[Entries from a visual dataset]
____

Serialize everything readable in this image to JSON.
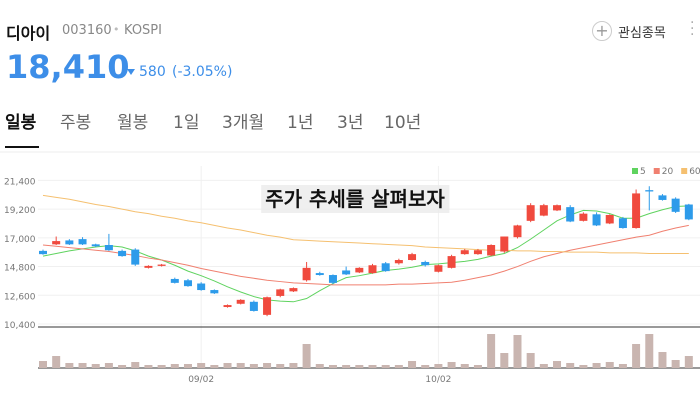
{
  "header": {
    "name": "디아이",
    "code": "003160",
    "separator": "•",
    "market": "KOSPI",
    "watch_button": "관심종목"
  },
  "quote": {
    "price": "18,410",
    "change": "580",
    "change_percent": "(-3.05%)"
  },
  "tabs": [
    "일봉",
    "주봉",
    "월봉",
    "1일",
    "3개월",
    "1년",
    "3년",
    "10년"
  ],
  "selected_tab": 0,
  "chart_data": {
    "type": "candlestick",
    "overlay_text": "주가 추세를 살펴보자",
    "categories": [
      null,
      null,
      null,
      null,
      null,
      null,
      null,
      null,
      null,
      null,
      null,
      null,
      "09/02",
      null,
      null,
      null,
      null,
      null,
      null,
      null,
      null,
      null,
      null,
      null,
      null,
      null,
      null,
      null,
      null,
      null,
      "10/02",
      null,
      null,
      null,
      null,
      null,
      null,
      null,
      null,
      null,
      null,
      null,
      null,
      null,
      null,
      null,
      null,
      null,
      null,
      null
    ],
    "open": [
      16000,
      16500,
      16800,
      16900,
      16500,
      16450,
      16000,
      16100,
      14700,
      14850,
      13850,
      13750,
      13500,
      13000,
      11700,
      11950,
      12100,
      11100,
      12550,
      12900,
      13750,
      14300,
      14150,
      14500,
      14350,
      14300,
      15050,
      15050,
      15300,
      15150,
      14400,
      14700,
      15750,
      15750,
      15650,
      15950,
      17050,
      18300,
      18700,
      19100,
      19350,
      18300,
      18800,
      18100,
      18500,
      17750,
      20650,
      20250,
      20000,
      19550
    ],
    "high": [
      16100,
      17100,
      16900,
      17050,
      16550,
      17300,
      16100,
      16200,
      14900,
      15000,
      13950,
      13850,
      13600,
      13050,
      11900,
      12300,
      12200,
      12500,
      13100,
      13200,
      15150,
      14400,
      14200,
      14800,
      14750,
      15000,
      15150,
      15400,
      15850,
      15250,
      14950,
      15700,
      16150,
      16150,
      16500,
      17100,
      18000,
      19650,
      19600,
      19550,
      19500,
      18950,
      18950,
      18800,
      18600,
      20700,
      20950,
      20350,
      20100,
      19600
    ],
    "low": [
      15700,
      16450,
      16450,
      16450,
      16300,
      16000,
      15550,
      14850,
      14650,
      14800,
      13500,
      13250,
      12950,
      12700,
      11650,
      11900,
      11350,
      11000,
      12450,
      12850,
      13650,
      14100,
      13450,
      14150,
      14300,
      14250,
      14400,
      14950,
      15250,
      14800,
      14350,
      14650,
      15700,
      15700,
      15600,
      15850,
      16950,
      18200,
      18650,
      19050,
      18200,
      18250,
      17900,
      18050,
      17700,
      17700,
      19100,
      19850,
      18900,
      18350
    ],
    "close": [
      15750,
      16750,
      16500,
      16500,
      16350,
      16050,
      15600,
      14950,
      14850,
      14950,
      13550,
      13300,
      13000,
      12750,
      11850,
      12250,
      11400,
      12450,
      13050,
      13150,
      14700,
      14150,
      13550,
      14200,
      14700,
      14900,
      14450,
      15300,
      15750,
      14900,
      14900,
      15600,
      16050,
      16050,
      16450,
      17100,
      17950,
      19500,
      19500,
      19500,
      18250,
      18850,
      17950,
      18750,
      17750,
      20400,
      20550,
      19900,
      18990,
      18410
    ],
    "up_color": "#f04a3e",
    "down_color": "#2d9bea",
    "series": [
      {
        "name": "5",
        "color": "#5fd35f",
        "values": [
          15600,
          15800,
          16000,
          16150,
          16300,
          16400,
          16300,
          16000,
          15600,
          15300,
          14900,
          14450,
          14100,
          13700,
          13250,
          12850,
          12500,
          12250,
          12150,
          12100,
          12350,
          12950,
          13500,
          13950,
          14100,
          14300,
          14500,
          14600,
          14750,
          14950,
          15000,
          15100,
          15200,
          15350,
          15600,
          15800,
          16250,
          16900,
          17600,
          18300,
          18750,
          19100,
          19050,
          18850,
          18500,
          18500,
          18850,
          19150,
          19400,
          19450
        ]
      },
      {
        "name": "20",
        "color": "#f08070",
        "values": [
          16450,
          16350,
          16250,
          16150,
          16050,
          15950,
          15800,
          15650,
          15450,
          15300,
          15100,
          14900,
          14650,
          14450,
          14250,
          14050,
          13900,
          13750,
          13650,
          13550,
          13500,
          13450,
          13400,
          13400,
          13400,
          13400,
          13400,
          13450,
          13450,
          13500,
          13550,
          13600,
          13750,
          13950,
          14150,
          14450,
          14800,
          15200,
          15550,
          15800,
          16050,
          16250,
          16450,
          16650,
          16850,
          17050,
          17200,
          17500,
          17750,
          17950
        ]
      },
      {
        "name": "60",
        "color": "#f5c070",
        "values": [
          20250,
          20100,
          19950,
          19750,
          19550,
          19400,
          19200,
          19000,
          18850,
          18650,
          18500,
          18300,
          18150,
          17950,
          17750,
          17600,
          17400,
          17200,
          17050,
          16850,
          16800,
          16750,
          16700,
          16650,
          16600,
          16550,
          16500,
          16450,
          16400,
          16300,
          16250,
          16200,
          16150,
          16100,
          16050,
          16050,
          16000,
          16000,
          15950,
          15950,
          15900,
          15900,
          15900,
          15850,
          15850,
          15850,
          15800,
          15800,
          15800,
          15800
        ]
      }
    ],
    "volume": [
      7,
      12,
      5,
      5,
      4,
      5,
      3,
      6,
      3,
      3,
      4,
      4,
      5,
      3,
      5,
      5,
      4,
      5,
      4,
      5,
      24,
      4,
      3,
      3,
      3,
      3,
      3,
      3,
      7,
      3,
      4,
      6,
      4,
      3,
      34,
      15,
      33,
      15,
      4,
      7,
      5,
      3,
      5,
      6,
      4,
      24,
      34,
      16,
      8,
      12
    ],
    "volume_color": "#c9b5b0",
    "volume_ylim": [
      0,
      40
    ],
    "ylim": [
      10400,
      22500
    ],
    "yticks": [
      {
        "value": 10400,
        "label": "10,400"
      },
      {
        "value": 12600,
        "label": "12,600"
      },
      {
        "value": 14800,
        "label": "14,800"
      },
      {
        "value": 17000,
        "label": "17,000"
      },
      {
        "value": 19200,
        "label": "19,200"
      },
      {
        "value": 21400,
        "label": "21,400"
      }
    ],
    "grid": true
  }
}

____

● TO DO: Every entry must be reproduced exactly, with the images left out.

● SOLUTION BELOW:
Serialize everything readable in this image to JSON.
{
  "header": {
    "name": "디아이",
    "code": "003160",
    "separator": "•",
    "market": "KOSPI",
    "watch_button": "관심종목"
  },
  "quote": {
    "price": "18,410",
    "change": "580",
    "change_percent": "(-3.05%)"
  },
  "tabs": [
    "일봉",
    "주봉",
    "월봉",
    "1일",
    "3개월",
    "1년",
    "3년",
    "10년"
  ],
  "selected_tab": 0,
  "chart_data": {
    "type": "candlestick",
    "overlay_text": "주가 추세를 살펴보자",
    "categories": [
      null,
      null,
      null,
      null,
      null,
      null,
      null,
      null,
      null,
      null,
      null,
      null,
      "09/02",
      null,
      null,
      null,
      null,
      null,
      null,
      null,
      null,
      null,
      null,
      null,
      null,
      null,
      null,
      null,
      null,
      null,
      "10/02",
      null,
      null,
      null,
      null,
      null,
      null,
      null,
      null,
      null,
      null,
      null,
      null,
      null,
      null,
      null,
      null,
      null,
      null,
      null
    ],
    "open": [
      16000,
      16500,
      16800,
      16900,
      16500,
      16450,
      16000,
      16100,
      14700,
      14850,
      13850,
      13750,
      13500,
      13000,
      11700,
      11950,
      12100,
      11100,
      12550,
      12900,
      13750,
      14300,
      14150,
      14500,
      14350,
      14300,
      15050,
      15050,
      15300,
      15150,
      14400,
      14700,
      15750,
      15750,
      15650,
      15950,
      17050,
      18300,
      18700,
      19100,
      19350,
      18300,
      18800,
      18100,
      18500,
      17750,
      20650,
      20250,
      20000,
      19550
    ],
    "high": [
      16100,
      17100,
      16900,
      17050,
      16550,
      17300,
      16100,
      16200,
      14900,
      15000,
      13950,
      13850,
      13600,
      13050,
      11900,
      12300,
      12200,
      12500,
      13100,
      13200,
      15150,
      14400,
      14200,
      14800,
      14750,
      15000,
      15150,
      15400,
      15850,
      15250,
      14950,
      15700,
      16150,
      16150,
      16500,
      17100,
      18000,
      19650,
      19600,
      19550,
      19500,
      18950,
      18950,
      18800,
      18600,
      20700,
      20950,
      20350,
      20100,
      19600
    ],
    "low": [
      15700,
      16450,
      16450,
      16450,
      16300,
      16000,
      15550,
      14850,
      14650,
      14800,
      13500,
      13250,
      12950,
      12700,
      11650,
      11900,
      11350,
      11000,
      12450,
      12850,
      13650,
      14100,
      13450,
      14150,
      14300,
      14250,
      14400,
      14950,
      15250,
      14800,
      14350,
      14650,
      15700,
      15700,
      15600,
      15850,
      16950,
      18200,
      18650,
      19050,
      18200,
      18250,
      17900,
      18050,
      17700,
      17700,
      19100,
      19850,
      18900,
      18350
    ],
    "close": [
      15750,
      16750,
      16500,
      16500,
      16350,
      16050,
      15600,
      14950,
      14850,
      14950,
      13550,
      13300,
      13000,
      12750,
      11850,
      12250,
      11400,
      12450,
      13050,
      13150,
      14700,
      14150,
      13550,
      14200,
      14700,
      14900,
      14450,
      15300,
      15750,
      14900,
      14900,
      15600,
      16050,
      16050,
      16450,
      17100,
      17950,
      19500,
      19500,
      19500,
      18250,
      18850,
      17950,
      18750,
      17750,
      20400,
      20550,
      19900,
      18990,
      18410
    ],
    "up_color": "#f04a3e",
    "down_color": "#2d9bea",
    "series": [
      {
        "name": "5",
        "color": "#5fd35f",
        "values": [
          15600,
          15800,
          16000,
          16150,
          16300,
          16400,
          16300,
          16000,
          15600,
          15300,
          14900,
          14450,
          14100,
          13700,
          13250,
          12850,
          12500,
          12250,
          12150,
          12100,
          12350,
          12950,
          13500,
          13950,
          14100,
          14300,
          14500,
          14600,
          14750,
          14950,
          15000,
          15100,
          15200,
          15350,
          15600,
          15800,
          16250,
          16900,
          17600,
          18300,
          18750,
          19100,
          19050,
          18850,
          18500,
          18500,
          18850,
          19150,
          19400,
          19450
        ]
      },
      {
        "name": "20",
        "color": "#f08070",
        "values": [
          16450,
          16350,
          16250,
          16150,
          16050,
          15950,
          15800,
          15650,
          15450,
          15300,
          15100,
          14900,
          14650,
          14450,
          14250,
          14050,
          13900,
          13750,
          13650,
          13550,
          13500,
          13450,
          13400,
          13400,
          13400,
          13400,
          13400,
          13450,
          13450,
          13500,
          13550,
          13600,
          13750,
          13950,
          14150,
          14450,
          14800,
          15200,
          15550,
          15800,
          16050,
          16250,
          16450,
          16650,
          16850,
          17050,
          17200,
          17500,
          17750,
          17950
        ]
      },
      {
        "name": "60",
        "color": "#f5c070",
        "values": [
          20250,
          20100,
          19950,
          19750,
          19550,
          19400,
          19200,
          19000,
          18850,
          18650,
          18500,
          18300,
          18150,
          17950,
          17750,
          17600,
          17400,
          17200,
          17050,
          16850,
          16800,
          16750,
          16700,
          16650,
          16600,
          16550,
          16500,
          16450,
          16400,
          16300,
          16250,
          16200,
          16150,
          16100,
          16050,
          16050,
          16000,
          16000,
          15950,
          15950,
          15900,
          15900,
          15900,
          15850,
          15850,
          15850,
          15800,
          15800,
          15800,
          15800
        ]
      }
    ],
    "volume": [
      7,
      12,
      5,
      5,
      4,
      5,
      3,
      6,
      3,
      3,
      4,
      4,
      5,
      3,
      5,
      5,
      4,
      5,
      4,
      5,
      24,
      4,
      3,
      3,
      3,
      3,
      3,
      3,
      7,
      3,
      4,
      6,
      4,
      3,
      34,
      15,
      33,
      15,
      4,
      7,
      5,
      3,
      5,
      6,
      4,
      24,
      34,
      16,
      8,
      12
    ],
    "volume_color": "#c9b5b0",
    "volume_ylim": [
      0,
      40
    ],
    "ylim": [
      10400,
      22500
    ],
    "yticks": [
      {
        "value": 10400,
        "label": "10,400"
      },
      {
        "value": 12600,
        "label": "12,600"
      },
      {
        "value": 14800,
        "label": "14,800"
      },
      {
        "value": 17000,
        "label": "17,000"
      },
      {
        "value": 19200,
        "label": "19,200"
      },
      {
        "value": 21400,
        "label": "21,400"
      }
    ],
    "grid": true
  }
}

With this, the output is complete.